* [Fragmento]

####################

Vicente Adelantado Soriano

Decían en la Edad Media que la buena muerte era la muerte anunciada. Sabía, de esta forma, una persona, cuándo se iba a morir; y tenía tiempo, en consecuencia, para despedirse de amigos, deudos y parientes. Así lo hizo, entre otros, el padre de Jorge Manrique, tal como cuenta este en sus famosas Coplas. Hay en este deseo y concepción de la muerte anunciada un trasfondo religioso: es importante para el hombre tener tiempo para pedir perdón, arrepentirse, confesarse, y partir de este mundo con la certeza absoluta de que va a gozar del otro. Por supuesto que podía darse el caso, tal como se cuenta en la genial película de Arthur Penn, Pequeño gran hombre, de que hechos todos los rituales del buen morir, la magia no funcionase, y el moribundo volviera a la vida, o la muerte lo dejara en paz por el momento. De ahí surgía la sonrisa, cuando no la carcajada.

####################

* [Datos proporcionados]
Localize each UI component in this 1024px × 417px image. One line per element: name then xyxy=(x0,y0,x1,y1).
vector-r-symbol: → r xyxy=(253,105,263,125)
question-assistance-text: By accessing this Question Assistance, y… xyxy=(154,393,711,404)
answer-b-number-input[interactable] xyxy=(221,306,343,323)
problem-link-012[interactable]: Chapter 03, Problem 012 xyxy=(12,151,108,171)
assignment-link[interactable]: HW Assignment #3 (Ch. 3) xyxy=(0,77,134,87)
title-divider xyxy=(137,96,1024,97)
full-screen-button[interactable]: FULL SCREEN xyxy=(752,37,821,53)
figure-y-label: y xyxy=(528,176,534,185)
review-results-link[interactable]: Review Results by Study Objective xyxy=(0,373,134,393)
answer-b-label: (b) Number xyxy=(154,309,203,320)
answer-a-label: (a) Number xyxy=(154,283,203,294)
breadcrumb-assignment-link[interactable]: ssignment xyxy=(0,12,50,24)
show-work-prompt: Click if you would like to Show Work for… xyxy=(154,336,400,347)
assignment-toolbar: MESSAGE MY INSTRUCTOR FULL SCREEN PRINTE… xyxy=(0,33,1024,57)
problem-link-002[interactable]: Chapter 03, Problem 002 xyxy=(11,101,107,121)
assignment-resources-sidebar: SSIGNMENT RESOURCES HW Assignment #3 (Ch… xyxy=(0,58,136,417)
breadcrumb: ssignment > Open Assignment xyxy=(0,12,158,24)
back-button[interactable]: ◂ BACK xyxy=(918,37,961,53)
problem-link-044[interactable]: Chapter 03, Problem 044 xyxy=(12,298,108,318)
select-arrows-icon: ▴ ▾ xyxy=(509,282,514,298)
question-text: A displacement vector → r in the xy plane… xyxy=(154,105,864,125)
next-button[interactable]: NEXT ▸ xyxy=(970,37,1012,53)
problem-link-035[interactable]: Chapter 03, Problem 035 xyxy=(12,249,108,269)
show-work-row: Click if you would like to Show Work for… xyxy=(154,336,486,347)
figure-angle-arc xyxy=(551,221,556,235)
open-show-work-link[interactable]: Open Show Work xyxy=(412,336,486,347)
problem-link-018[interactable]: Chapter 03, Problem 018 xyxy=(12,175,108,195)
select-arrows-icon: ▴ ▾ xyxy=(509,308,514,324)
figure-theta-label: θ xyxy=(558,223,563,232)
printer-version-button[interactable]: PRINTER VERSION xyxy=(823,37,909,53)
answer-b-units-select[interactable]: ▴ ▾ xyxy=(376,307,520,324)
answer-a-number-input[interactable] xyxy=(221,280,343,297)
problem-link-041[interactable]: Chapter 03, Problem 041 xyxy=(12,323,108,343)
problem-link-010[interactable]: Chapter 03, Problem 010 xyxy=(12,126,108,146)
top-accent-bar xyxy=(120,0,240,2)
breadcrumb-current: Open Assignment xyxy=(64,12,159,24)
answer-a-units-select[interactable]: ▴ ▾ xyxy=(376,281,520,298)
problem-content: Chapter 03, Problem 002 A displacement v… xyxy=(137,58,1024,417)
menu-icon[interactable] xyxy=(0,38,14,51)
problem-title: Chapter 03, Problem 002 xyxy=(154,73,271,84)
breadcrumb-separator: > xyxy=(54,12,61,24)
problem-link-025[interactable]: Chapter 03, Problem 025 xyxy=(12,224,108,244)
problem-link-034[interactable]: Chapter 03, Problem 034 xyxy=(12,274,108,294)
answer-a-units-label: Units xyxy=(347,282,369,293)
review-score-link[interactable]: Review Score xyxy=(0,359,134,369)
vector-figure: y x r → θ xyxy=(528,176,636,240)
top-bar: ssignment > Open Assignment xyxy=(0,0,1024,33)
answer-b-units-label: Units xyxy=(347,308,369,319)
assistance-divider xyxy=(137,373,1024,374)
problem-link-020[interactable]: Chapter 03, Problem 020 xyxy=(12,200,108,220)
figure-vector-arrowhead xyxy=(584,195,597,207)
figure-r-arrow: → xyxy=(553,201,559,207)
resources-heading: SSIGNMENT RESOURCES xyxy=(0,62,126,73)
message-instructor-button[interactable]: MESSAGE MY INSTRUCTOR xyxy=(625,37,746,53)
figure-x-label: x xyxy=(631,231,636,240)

####################

* [Ejercicios]
(a) Por favor, reescribe en forma de lista el párrafo del fragmento que empieza con «Decían en la Edad Media» y conserva sus datos principales.
(b) Continúa el fragmento sobre la muerte anunciada a partir de la oración con que termina.
Las filas son un material independiente del fragmento.

* [Respuestas]
(a)
- En la Edad Media se decía que la buena muerte era la muerte anunciada.
- Así una persona sabía cuándo iba a morir y tenía tiempo para despedirse de amigos, deudos y parientes.
- Lo hizo, entre otros, el padre de Jorge Manrique, según cuenta este en sus Coplas.
- Esta concepción tiene un trasfondo religioso: da tiempo para pedir perdón, arrepentirse, confesarse y partir con la certeza de gozar del otro mundo.
- Podía ocurrir, como en la película Pequeño gran hombre, de Arthur Penn, que, cumplidos los rituales del buen morir, el moribundo volviera a la vida o la muerte lo dejara en paz por el momento.
- De ahí surgía la sonrisa, cuando no la carcajada.

(b)
Hoy en día, sin ese fondo religioso, quien más y quien menos desea una muerte como la deseaba para sí Julio César: breve y rápida. A veces, como diría Séneca, está en nuestras manos conseguirla; y otras, por desgracia, se nos niega esa posibilidad. Entonces comienzan los verdaderos problemas, tanto para el enfermo como para sus deudos, amigos y parientes. Ni aquel tiene la posibilidad de poner fin a sus sufrimientos, ni de despedirse de nadie, ni la familia sabe muy bien cómo enfrentarse a la nueva situación. Y en eso hace incidencia, y se centra, la película de Haneke. Una mujer mayor sufre un ataque; y, progresivamente, va perdiendo el dominio sobre su cuerpo, conservando, sin duda, toda su lucidez. Se puede entender que tal estado es un verdadero tormento para ella, de ahí el ritornelo de la enferma: duele, duele, duele... No puede especificar qué es lo que le duele, aunque no resulta nada difícil de averiguar. Pues su vida, a partir del ataque, se convierte en una continua degradación, una continua dependencia de los demás.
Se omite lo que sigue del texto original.